• GIVEN TASK: Search the listing below for "superiores". Copy each matching line.

*** RECORDS FOR THIS TASK ***

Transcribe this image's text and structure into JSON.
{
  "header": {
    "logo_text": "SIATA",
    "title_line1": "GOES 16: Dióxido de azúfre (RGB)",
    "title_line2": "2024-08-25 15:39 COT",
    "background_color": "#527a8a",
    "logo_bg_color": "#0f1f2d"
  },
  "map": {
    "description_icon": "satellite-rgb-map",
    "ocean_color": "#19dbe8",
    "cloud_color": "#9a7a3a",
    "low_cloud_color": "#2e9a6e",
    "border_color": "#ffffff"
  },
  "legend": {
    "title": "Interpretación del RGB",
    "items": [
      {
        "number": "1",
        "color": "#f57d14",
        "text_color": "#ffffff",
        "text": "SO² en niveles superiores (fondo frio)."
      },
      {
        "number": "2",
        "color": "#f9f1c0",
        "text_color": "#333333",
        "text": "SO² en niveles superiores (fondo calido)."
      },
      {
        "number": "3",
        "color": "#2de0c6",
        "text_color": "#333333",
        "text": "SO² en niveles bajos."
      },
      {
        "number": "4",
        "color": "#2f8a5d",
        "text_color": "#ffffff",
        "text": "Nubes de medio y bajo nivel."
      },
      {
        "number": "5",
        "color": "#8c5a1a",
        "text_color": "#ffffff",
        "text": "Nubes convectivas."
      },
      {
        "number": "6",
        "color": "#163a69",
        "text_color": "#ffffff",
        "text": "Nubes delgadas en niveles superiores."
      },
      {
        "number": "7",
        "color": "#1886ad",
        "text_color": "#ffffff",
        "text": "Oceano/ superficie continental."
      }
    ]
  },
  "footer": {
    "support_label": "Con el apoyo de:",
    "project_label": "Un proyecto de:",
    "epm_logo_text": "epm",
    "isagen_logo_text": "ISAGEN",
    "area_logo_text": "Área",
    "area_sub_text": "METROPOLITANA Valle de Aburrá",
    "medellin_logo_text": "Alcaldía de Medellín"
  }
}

***

• REPLY:
        "text": "SO² en niveles superiores (fondo frio)."
        "text": "SO² en niveles superiores (fondo calido)."
        "text": "Nubes delgadas en niveles superiores."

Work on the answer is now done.